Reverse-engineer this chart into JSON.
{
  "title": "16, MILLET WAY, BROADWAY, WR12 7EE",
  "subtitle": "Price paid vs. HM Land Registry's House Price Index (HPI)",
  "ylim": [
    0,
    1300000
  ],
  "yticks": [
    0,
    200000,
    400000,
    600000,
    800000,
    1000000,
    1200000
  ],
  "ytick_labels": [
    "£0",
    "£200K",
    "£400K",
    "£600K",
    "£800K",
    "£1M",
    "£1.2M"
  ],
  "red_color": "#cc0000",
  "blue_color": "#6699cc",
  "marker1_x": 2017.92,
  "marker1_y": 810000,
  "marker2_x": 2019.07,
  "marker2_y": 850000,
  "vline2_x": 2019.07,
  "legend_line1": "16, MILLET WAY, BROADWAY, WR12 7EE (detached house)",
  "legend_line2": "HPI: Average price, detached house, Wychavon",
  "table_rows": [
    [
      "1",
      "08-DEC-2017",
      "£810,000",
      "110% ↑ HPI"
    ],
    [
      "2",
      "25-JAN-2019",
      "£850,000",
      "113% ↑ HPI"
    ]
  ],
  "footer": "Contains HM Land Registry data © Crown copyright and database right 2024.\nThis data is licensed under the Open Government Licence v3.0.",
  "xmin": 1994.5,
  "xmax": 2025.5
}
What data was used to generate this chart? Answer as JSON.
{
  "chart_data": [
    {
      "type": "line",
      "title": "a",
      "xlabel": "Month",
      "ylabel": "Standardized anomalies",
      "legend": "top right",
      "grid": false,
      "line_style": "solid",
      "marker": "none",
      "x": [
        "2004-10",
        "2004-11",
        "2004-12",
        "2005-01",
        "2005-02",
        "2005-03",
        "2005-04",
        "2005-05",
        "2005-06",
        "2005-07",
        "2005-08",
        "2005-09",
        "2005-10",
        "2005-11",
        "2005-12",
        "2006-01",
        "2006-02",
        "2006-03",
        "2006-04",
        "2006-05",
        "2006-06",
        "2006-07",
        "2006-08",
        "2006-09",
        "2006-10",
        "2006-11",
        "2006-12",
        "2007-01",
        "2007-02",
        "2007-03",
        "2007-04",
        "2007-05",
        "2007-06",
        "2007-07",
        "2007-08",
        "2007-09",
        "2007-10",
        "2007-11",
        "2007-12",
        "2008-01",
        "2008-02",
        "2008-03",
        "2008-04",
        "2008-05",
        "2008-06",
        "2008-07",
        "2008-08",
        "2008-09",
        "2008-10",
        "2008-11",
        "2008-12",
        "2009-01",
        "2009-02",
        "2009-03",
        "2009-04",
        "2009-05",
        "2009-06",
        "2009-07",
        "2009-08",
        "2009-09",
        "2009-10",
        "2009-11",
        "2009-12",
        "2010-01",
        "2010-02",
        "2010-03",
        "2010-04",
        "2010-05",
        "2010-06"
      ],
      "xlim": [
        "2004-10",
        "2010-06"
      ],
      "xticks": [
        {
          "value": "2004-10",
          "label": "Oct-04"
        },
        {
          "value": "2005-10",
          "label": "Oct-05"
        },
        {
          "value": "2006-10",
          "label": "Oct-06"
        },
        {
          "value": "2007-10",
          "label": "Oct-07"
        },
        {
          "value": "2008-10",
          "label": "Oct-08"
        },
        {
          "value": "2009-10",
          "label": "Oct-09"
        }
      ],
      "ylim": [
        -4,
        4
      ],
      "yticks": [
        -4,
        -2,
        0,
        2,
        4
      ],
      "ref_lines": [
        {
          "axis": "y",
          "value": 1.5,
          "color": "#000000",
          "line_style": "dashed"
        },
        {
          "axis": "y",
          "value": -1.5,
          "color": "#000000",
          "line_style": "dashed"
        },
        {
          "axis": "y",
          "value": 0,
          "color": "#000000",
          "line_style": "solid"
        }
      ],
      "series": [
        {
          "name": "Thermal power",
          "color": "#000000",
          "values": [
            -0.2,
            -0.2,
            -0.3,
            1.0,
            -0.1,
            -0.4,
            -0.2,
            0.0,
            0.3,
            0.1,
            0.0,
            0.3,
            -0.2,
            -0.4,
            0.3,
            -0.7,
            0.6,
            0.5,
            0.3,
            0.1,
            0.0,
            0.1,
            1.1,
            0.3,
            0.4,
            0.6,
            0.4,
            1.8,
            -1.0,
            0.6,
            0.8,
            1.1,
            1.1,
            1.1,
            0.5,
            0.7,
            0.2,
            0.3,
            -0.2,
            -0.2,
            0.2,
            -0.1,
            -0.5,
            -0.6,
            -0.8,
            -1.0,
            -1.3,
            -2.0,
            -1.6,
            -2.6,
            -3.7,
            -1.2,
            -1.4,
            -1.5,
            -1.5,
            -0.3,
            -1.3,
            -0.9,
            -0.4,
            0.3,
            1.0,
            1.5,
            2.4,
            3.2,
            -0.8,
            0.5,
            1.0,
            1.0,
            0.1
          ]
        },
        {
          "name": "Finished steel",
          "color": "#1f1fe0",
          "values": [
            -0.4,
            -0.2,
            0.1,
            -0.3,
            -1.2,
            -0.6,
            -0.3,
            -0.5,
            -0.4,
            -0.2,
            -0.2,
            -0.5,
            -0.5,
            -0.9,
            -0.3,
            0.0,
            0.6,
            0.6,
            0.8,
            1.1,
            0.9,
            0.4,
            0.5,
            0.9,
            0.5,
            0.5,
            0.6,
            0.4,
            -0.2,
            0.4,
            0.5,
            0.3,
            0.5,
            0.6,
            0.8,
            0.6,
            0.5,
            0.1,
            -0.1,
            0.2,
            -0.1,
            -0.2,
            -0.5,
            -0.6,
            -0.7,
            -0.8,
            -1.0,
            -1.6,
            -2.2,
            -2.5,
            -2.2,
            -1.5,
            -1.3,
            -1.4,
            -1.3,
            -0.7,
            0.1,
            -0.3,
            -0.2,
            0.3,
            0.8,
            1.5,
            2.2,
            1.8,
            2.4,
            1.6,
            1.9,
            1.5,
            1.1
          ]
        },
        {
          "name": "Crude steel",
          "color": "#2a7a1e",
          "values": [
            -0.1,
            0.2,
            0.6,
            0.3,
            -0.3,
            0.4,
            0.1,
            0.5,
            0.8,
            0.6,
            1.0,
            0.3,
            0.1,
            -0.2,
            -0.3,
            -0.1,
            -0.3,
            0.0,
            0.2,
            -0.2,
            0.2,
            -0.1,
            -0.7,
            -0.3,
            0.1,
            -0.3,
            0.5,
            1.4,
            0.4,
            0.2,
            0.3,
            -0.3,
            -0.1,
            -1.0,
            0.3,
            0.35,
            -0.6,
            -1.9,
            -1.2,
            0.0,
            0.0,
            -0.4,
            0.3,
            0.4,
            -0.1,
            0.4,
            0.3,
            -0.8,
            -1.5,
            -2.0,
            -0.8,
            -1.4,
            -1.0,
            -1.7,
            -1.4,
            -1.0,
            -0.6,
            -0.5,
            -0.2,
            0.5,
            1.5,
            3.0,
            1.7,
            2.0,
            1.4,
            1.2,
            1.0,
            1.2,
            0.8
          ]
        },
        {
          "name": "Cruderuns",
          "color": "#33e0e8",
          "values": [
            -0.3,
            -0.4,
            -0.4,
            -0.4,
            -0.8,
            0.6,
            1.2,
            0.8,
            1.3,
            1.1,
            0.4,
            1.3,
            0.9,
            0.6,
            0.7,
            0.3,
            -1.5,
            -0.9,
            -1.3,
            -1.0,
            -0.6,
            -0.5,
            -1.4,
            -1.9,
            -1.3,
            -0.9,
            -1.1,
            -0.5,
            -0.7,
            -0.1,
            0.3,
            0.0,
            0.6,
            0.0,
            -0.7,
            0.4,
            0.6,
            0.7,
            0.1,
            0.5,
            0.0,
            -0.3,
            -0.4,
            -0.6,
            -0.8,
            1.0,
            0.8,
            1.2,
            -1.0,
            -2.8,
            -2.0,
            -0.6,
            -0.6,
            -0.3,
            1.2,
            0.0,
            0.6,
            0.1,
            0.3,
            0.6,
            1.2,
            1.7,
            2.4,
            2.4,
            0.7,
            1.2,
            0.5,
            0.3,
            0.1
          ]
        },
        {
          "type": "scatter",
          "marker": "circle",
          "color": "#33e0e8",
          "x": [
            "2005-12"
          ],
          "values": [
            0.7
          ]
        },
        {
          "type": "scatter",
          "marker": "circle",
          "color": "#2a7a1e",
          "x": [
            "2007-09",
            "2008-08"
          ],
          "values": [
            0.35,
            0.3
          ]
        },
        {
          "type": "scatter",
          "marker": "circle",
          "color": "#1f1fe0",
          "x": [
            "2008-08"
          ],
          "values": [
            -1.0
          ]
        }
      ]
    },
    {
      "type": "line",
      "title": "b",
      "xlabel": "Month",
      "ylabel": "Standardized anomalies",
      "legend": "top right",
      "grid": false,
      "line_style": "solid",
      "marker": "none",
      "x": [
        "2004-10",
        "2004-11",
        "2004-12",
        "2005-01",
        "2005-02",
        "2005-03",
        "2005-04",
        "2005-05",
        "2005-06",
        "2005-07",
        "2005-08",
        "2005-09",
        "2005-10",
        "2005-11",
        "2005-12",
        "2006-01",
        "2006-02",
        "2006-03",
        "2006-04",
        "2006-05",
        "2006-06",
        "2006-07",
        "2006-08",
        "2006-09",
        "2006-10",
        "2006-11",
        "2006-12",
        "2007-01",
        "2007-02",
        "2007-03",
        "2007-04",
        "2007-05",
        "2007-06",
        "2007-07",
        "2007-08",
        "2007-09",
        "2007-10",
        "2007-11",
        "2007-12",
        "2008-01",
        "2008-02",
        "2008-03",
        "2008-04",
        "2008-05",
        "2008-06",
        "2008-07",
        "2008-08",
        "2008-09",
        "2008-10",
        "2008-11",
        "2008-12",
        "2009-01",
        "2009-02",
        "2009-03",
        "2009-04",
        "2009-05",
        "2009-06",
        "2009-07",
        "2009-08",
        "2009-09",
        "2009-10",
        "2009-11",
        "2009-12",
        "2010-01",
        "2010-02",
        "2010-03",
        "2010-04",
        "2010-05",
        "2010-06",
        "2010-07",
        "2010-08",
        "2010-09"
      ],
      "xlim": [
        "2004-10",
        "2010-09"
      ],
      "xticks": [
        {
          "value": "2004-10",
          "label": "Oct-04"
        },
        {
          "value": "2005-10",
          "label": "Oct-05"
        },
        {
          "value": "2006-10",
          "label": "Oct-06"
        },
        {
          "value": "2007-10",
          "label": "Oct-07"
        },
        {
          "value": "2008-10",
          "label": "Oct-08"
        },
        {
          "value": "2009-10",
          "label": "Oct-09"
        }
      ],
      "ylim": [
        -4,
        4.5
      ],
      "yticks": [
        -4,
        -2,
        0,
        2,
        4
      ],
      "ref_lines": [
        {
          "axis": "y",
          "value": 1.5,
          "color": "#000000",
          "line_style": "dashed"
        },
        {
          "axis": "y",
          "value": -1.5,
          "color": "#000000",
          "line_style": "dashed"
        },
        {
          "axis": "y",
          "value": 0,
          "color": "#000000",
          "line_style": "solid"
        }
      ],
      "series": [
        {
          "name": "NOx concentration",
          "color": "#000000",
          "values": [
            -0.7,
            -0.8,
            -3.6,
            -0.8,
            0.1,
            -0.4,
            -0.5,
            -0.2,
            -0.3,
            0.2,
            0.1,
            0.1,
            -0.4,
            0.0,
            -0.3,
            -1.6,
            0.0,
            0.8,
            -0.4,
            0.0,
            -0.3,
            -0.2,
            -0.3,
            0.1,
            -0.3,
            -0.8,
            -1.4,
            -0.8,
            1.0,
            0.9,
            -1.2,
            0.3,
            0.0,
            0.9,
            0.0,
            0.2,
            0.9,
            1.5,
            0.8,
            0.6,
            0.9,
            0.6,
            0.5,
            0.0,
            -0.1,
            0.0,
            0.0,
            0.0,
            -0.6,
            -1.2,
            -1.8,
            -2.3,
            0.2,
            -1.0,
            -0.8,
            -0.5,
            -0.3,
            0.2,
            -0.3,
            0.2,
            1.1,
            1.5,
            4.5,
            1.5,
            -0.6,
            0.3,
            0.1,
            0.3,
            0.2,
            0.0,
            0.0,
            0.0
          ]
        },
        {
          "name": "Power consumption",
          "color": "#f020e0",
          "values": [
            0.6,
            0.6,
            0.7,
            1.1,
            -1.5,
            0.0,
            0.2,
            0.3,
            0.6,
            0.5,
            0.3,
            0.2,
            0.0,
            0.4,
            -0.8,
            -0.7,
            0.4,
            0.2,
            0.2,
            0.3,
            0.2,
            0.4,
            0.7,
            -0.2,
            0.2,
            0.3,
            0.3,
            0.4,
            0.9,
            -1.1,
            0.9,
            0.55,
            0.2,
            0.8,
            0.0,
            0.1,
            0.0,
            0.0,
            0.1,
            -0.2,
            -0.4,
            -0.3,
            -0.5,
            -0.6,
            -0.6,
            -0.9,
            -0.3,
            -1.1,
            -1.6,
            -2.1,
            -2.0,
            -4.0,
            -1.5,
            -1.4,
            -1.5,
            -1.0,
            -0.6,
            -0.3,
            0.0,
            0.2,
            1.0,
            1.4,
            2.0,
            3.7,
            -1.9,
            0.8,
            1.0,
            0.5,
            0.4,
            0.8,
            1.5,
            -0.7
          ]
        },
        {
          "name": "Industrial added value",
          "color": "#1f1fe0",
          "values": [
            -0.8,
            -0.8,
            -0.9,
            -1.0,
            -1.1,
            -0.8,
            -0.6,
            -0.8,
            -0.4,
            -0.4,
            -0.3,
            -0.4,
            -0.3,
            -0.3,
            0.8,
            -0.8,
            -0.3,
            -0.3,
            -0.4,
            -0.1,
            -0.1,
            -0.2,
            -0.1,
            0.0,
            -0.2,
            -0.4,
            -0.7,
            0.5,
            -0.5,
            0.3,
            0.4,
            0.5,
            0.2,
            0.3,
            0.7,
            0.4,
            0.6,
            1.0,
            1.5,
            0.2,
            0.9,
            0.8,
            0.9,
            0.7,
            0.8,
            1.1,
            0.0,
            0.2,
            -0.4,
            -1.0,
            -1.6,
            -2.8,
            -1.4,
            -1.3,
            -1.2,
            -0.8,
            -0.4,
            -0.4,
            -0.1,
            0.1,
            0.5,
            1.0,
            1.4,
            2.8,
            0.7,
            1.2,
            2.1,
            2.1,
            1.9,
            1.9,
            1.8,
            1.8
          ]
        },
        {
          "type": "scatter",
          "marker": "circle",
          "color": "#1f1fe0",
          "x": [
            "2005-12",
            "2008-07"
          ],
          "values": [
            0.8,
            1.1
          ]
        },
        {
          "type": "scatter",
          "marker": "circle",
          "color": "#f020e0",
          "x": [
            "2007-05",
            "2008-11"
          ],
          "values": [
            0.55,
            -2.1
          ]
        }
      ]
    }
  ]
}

■ Goal ■
Using the records above, find and show each line with the string "Registry".

■ Finished answer ■
  "subtitle": "Price paid vs. HM Land Registry's House Price Index (HPI)",
  "footer": "Contains HM Land Registry data © Crown copyright and database right 2024.\nThis data is licensed under the Open Government Licence v3.0.",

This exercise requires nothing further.